YOUR GOAL:
Leaving out all images, write out the records that follow exactly.

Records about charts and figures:
******************************
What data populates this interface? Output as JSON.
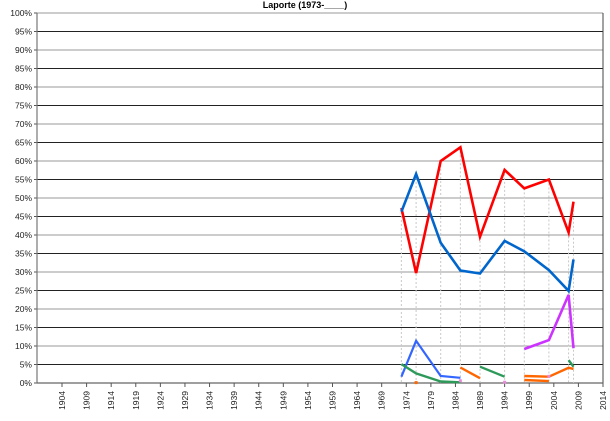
{
  "chart_data": {
    "type": "line",
    "title": "Laporte (1973-____)",
    "xlabel": "",
    "ylabel": "",
    "ylim": [
      0,
      100
    ],
    "xlim": [
      1904,
      2014
    ],
    "grid": true,
    "legend": "none",
    "y_ticks": [
      "0%",
      "5%",
      "10%",
      "15%",
      "20%",
      "25%",
      "30%",
      "35%",
      "40%",
      "45%",
      "50%",
      "55%",
      "60%",
      "65%",
      "70%",
      "75%",
      "80%",
      "85%",
      "90%",
      "95%",
      "100%"
    ],
    "x_ticks": [
      "1904",
      "1909",
      "1914",
      "1919",
      "1924",
      "1929",
      "1934",
      "1939",
      "1944",
      "1949",
      "1954",
      "1959",
      "1964",
      "1969",
      "1974",
      "1979",
      "1984",
      "1989",
      "1994",
      "1999",
      "2004",
      "2009",
      "2014"
    ],
    "election_years": [
      1973,
      1976,
      1981,
      1985,
      1989,
      1994,
      1998,
      2003,
      2007,
      2008
    ],
    "series": [
      {
        "name": "red",
        "color": "#ff0000",
        "width": 2.6,
        "x": [
          1973,
          1976,
          1981,
          1985,
          1989,
          1994,
          1998,
          2003,
          2007,
          2008
        ],
        "values": [
          47.3,
          29.7,
          60.0,
          63.7,
          39.5,
          57.6,
          52.6,
          55.0,
          40.7,
          49.0
        ]
      },
      {
        "name": "blue",
        "color": "#0066cc",
        "width": 2.6,
        "x": [
          1973,
          1976,
          1981,
          1985,
          1989,
          1994,
          1998,
          2003,
          2007,
          2008
        ],
        "values": [
          46.3,
          56.5,
          37.9,
          30.4,
          29.6,
          38.4,
          35.6,
          30.5,
          24.9,
          33.4
        ]
      },
      {
        "name": "light-blue",
        "color": "#3366ff",
        "width": 2.2,
        "x": [
          1973,
          1976,
          1981,
          1985
        ],
        "values": [
          1.7,
          11.4,
          1.9,
          1.4
        ]
      },
      {
        "name": "green-a",
        "color": "#2e9a5a",
        "width": 2.4,
        "x": [
          1973,
          1976,
          1981,
          1985
        ],
        "values": [
          5.1,
          2.6,
          0.4,
          0.2
        ]
      },
      {
        "name": "orange-a",
        "color": "#ff6600",
        "width": 2.4,
        "x": [
          1985,
          1989
        ],
        "values": [
          4.2,
          1.3
        ]
      },
      {
        "name": "green-b",
        "color": "#2e9a5a",
        "width": 2.4,
        "x": [
          1989,
          1994
        ],
        "values": [
          4.4,
          1.7
        ]
      },
      {
        "name": "purple",
        "color": "#cc33ff",
        "width": 2.6,
        "x": [
          1998,
          2003,
          2007,
          2008
        ],
        "values": [
          9.2,
          11.6,
          23.8,
          9.4
        ]
      },
      {
        "name": "green-c",
        "color": "#2e9a5a",
        "width": 2.4,
        "x": [
          2007,
          2008
        ],
        "values": [
          6.2,
          4.4
        ]
      },
      {
        "name": "orange-b",
        "color": "#ff6600",
        "width": 2.4,
        "x": [
          1998,
          2003,
          2007,
          2008
        ],
        "values": [
          1.9,
          1.7,
          4.1,
          3.8
        ]
      },
      {
        "name": "orange-c",
        "color": "#ff6600",
        "width": 2.4,
        "x": [
          1998,
          2003
        ],
        "values": [
          0.8,
          0.5
        ]
      }
    ],
    "points": [
      {
        "name": "orange-dot",
        "color": "#ff6600",
        "x": 1976,
        "value": 0.1
      },
      {
        "name": "pink-dot",
        "color": "#e88ad8",
        "x": 1985,
        "value": 0.6
      },
      {
        "name": "pink-dot",
        "color": "#e88ad8",
        "x": 1994,
        "value": 0.2
      },
      {
        "name": "pink-dot",
        "color": "#e88ad8",
        "x": 2003,
        "value": 1.8
      }
    ]
  }
}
******************************
EXERCISE ANSWER:
What data populates this interface? Output as JSON.
{
  "chart_data": {
    "type": "line",
    "title": "Laporte (1973-____)",
    "xlabel": "",
    "ylabel": "",
    "ylim": [
      0,
      100
    ],
    "xlim": [
      1904,
      2014
    ],
    "grid": true,
    "legend": "none",
    "y_ticks": [
      "0%",
      "5%",
      "10%",
      "15%",
      "20%",
      "25%",
      "30%",
      "35%",
      "40%",
      "45%",
      "50%",
      "55%",
      "60%",
      "65%",
      "70%",
      "75%",
      "80%",
      "85%",
      "90%",
      "95%",
      "100%"
    ],
    "x_ticks": [
      "1904",
      "1909",
      "1914",
      "1919",
      "1924",
      "1929",
      "1934",
      "1939",
      "1944",
      "1949",
      "1954",
      "1959",
      "1964",
      "1969",
      "1974",
      "1979",
      "1984",
      "1989",
      "1994",
      "1999",
      "2004",
      "2009",
      "2014"
    ],
    "election_years": [
      1973,
      1976,
      1981,
      1985,
      1989,
      1994,
      1998,
      2003,
      2007,
      2008
    ],
    "series": [
      {
        "name": "red",
        "color": "#ff0000",
        "width": 2.6,
        "x": [
          1973,
          1976,
          1981,
          1985,
          1989,
          1994,
          1998,
          2003,
          2007,
          2008
        ],
        "values": [
          47.3,
          29.7,
          60.0,
          63.7,
          39.5,
          57.6,
          52.6,
          55.0,
          40.7,
          49.0
        ]
      },
      {
        "name": "blue",
        "color": "#0066cc",
        "width": 2.6,
        "x": [
          1973,
          1976,
          1981,
          1985,
          1989,
          1994,
          1998,
          2003,
          2007,
          2008
        ],
        "values": [
          46.3,
          56.5,
          37.9,
          30.4,
          29.6,
          38.4,
          35.6,
          30.5,
          24.9,
          33.4
        ]
      },
      {
        "name": "light-blue",
        "color": "#3366ff",
        "width": 2.2,
        "x": [
          1973,
          1976,
          1981,
          1985
        ],
        "values": [
          1.7,
          11.4,
          1.9,
          1.4
        ]
      },
      {
        "name": "green-a",
        "color": "#2e9a5a",
        "width": 2.4,
        "x": [
          1973,
          1976,
          1981,
          1985
        ],
        "values": [
          5.1,
          2.6,
          0.4,
          0.2
        ]
      },
      {
        "name": "orange-a",
        "color": "#ff6600",
        "width": 2.4,
        "x": [
          1985,
          1989
        ],
        "values": [
          4.2,
          1.3
        ]
      },
      {
        "name": "green-b",
        "color": "#2e9a5a",
        "width": 2.4,
        "x": [
          1989,
          1994
        ],
        "values": [
          4.4,
          1.7
        ]
      },
      {
        "name": "purple",
        "color": "#cc33ff",
        "width": 2.6,
        "x": [
          1998,
          2003,
          2007,
          2008
        ],
        "values": [
          9.2,
          11.6,
          23.8,
          9.4
        ]
      },
      {
        "name": "green-c",
        "color": "#2e9a5a",
        "width": 2.4,
        "x": [
          2007,
          2008
        ],
        "values": [
          6.2,
          4.4
        ]
      },
      {
        "name": "orange-b",
        "color": "#ff6600",
        "width": 2.4,
        "x": [
          1998,
          2003,
          2007,
          2008
        ],
        "values": [
          1.9,
          1.7,
          4.1,
          3.8
        ]
      },
      {
        "name": "orange-c",
        "color": "#ff6600",
        "width": 2.4,
        "x": [
          1998,
          2003
        ],
        "values": [
          0.8,
          0.5
        ]
      }
    ],
    "points": [
      {
        "name": "orange-dot",
        "color": "#ff6600",
        "x": 1976,
        "value": 0.1
      },
      {
        "name": "pink-dot",
        "color": "#e88ad8",
        "x": 1985,
        "value": 0.6
      },
      {
        "name": "pink-dot",
        "color": "#e88ad8",
        "x": 1994,
        "value": 0.2
      },
      {
        "name": "pink-dot",
        "color": "#e88ad8",
        "x": 2003,
        "value": 1.8
      }
    ]
  }
}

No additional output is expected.